| WHAT IS EXPECTED |
Each line that holds the word "text" counts once. Give the total number of such lines and nothing else.

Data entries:

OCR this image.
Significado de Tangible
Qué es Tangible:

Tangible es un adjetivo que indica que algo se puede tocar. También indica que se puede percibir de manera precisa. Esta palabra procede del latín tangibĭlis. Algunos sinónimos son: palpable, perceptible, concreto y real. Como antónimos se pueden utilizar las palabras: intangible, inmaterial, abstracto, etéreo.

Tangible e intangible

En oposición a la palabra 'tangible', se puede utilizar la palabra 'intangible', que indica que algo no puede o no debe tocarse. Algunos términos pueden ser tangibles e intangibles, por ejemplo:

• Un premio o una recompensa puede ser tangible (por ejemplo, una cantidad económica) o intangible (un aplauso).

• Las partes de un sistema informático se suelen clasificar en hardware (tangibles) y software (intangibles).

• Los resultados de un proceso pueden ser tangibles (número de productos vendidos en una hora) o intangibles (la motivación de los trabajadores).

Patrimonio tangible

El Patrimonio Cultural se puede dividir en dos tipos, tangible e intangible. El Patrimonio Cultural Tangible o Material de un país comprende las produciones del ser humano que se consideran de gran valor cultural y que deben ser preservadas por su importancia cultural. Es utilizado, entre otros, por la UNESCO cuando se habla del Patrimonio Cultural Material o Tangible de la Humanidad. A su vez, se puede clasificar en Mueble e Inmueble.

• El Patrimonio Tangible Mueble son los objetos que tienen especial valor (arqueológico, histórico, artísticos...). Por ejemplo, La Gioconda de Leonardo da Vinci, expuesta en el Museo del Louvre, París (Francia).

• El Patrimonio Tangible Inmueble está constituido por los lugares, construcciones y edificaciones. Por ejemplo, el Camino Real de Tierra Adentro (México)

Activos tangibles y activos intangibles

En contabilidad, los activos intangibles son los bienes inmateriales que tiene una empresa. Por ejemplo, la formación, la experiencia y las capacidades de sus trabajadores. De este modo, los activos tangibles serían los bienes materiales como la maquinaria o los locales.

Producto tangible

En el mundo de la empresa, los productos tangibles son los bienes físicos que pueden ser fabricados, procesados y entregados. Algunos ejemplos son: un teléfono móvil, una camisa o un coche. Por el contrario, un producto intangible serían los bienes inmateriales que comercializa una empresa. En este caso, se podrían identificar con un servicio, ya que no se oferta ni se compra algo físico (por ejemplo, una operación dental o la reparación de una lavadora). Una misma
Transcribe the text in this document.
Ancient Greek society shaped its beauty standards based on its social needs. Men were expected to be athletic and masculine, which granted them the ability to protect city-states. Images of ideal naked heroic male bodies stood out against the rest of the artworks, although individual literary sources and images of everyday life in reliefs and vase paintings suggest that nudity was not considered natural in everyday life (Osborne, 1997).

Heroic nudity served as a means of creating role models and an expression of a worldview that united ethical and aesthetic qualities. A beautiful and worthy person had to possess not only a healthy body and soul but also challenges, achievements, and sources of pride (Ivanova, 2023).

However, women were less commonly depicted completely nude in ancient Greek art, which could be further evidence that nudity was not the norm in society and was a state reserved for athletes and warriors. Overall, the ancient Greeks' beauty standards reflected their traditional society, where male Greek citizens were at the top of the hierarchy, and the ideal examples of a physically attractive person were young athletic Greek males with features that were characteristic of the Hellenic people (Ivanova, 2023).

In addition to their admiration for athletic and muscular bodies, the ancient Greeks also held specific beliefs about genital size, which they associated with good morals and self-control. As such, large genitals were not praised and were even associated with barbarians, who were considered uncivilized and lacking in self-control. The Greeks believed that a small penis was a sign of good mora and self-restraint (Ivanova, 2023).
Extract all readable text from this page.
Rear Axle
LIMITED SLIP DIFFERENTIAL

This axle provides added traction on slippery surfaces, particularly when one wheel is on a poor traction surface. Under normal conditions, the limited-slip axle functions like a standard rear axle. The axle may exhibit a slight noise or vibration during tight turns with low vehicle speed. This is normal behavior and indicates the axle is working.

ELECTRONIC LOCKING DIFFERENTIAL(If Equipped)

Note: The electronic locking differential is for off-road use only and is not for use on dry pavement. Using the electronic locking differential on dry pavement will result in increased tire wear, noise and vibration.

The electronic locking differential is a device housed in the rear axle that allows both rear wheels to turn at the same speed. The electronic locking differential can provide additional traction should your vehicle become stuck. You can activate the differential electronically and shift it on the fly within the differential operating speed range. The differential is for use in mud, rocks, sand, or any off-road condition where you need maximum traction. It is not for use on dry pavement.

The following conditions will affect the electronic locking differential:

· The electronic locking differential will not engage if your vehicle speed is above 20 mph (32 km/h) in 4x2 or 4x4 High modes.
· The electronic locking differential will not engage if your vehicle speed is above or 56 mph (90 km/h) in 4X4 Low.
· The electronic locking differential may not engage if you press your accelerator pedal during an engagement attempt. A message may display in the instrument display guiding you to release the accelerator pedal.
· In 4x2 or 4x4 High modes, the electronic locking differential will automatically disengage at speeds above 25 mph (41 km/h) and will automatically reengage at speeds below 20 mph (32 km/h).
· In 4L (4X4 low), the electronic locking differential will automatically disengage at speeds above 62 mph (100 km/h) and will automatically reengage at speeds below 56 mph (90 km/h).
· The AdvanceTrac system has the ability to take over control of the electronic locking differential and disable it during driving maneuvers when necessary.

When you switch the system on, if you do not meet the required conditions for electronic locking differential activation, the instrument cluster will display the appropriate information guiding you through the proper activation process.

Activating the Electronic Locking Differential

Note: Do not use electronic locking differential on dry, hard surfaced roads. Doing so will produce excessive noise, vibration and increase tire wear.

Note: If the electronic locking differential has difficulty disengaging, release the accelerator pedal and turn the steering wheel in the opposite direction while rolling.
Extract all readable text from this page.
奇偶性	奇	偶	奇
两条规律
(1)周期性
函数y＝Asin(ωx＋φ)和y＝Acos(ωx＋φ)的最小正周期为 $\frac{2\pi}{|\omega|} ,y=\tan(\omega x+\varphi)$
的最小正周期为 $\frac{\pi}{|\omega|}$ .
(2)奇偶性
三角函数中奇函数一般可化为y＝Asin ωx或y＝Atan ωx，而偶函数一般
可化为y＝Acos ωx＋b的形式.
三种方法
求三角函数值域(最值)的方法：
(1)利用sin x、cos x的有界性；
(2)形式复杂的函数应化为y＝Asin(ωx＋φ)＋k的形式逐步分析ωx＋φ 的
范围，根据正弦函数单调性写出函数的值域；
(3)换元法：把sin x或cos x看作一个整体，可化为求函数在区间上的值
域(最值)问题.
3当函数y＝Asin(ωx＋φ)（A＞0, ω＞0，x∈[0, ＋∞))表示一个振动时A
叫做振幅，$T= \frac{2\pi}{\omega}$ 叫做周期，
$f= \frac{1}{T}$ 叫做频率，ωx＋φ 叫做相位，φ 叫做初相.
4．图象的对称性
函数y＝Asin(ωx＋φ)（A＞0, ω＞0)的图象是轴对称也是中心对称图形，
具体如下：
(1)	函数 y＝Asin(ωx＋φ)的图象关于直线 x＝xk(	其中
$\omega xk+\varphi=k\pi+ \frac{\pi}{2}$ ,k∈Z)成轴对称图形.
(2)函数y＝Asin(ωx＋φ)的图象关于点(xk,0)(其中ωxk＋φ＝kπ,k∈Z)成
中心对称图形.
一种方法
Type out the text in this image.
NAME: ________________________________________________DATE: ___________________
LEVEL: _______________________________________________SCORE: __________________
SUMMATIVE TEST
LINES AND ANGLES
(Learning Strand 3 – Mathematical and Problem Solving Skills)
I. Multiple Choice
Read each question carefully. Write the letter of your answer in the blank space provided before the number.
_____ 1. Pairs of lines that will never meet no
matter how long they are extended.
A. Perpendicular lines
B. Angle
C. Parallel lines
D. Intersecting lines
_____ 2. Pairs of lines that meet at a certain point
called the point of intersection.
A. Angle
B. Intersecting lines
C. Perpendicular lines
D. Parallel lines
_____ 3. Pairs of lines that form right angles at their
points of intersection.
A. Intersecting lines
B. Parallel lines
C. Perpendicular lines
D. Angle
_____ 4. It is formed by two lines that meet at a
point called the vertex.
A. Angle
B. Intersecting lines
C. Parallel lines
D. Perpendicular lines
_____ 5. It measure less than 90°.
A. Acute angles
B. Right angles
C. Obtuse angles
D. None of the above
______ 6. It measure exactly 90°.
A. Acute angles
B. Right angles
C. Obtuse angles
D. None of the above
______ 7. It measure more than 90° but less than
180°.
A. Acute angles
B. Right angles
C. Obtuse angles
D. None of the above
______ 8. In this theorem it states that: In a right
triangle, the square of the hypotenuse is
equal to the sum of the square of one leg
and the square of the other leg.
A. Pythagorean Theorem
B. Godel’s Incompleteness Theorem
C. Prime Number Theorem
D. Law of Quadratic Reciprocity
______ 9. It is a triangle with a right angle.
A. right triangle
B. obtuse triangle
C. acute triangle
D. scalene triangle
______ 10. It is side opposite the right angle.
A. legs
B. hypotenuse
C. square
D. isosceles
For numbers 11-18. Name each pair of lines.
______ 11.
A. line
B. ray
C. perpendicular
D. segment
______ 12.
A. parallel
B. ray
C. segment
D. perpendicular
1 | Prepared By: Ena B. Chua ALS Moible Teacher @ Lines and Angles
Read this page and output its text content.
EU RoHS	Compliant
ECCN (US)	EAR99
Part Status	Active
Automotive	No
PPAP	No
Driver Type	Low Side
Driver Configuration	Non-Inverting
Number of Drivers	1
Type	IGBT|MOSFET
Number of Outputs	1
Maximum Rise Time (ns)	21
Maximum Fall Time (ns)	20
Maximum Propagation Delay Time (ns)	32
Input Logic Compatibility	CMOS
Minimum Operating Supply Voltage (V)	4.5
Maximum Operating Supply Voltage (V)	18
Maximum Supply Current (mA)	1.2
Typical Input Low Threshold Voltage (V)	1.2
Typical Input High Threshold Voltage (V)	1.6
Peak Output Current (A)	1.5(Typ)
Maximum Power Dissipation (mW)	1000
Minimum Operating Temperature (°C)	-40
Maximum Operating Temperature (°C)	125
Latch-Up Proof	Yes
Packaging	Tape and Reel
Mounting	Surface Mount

| REPLY TO THE TASK |
5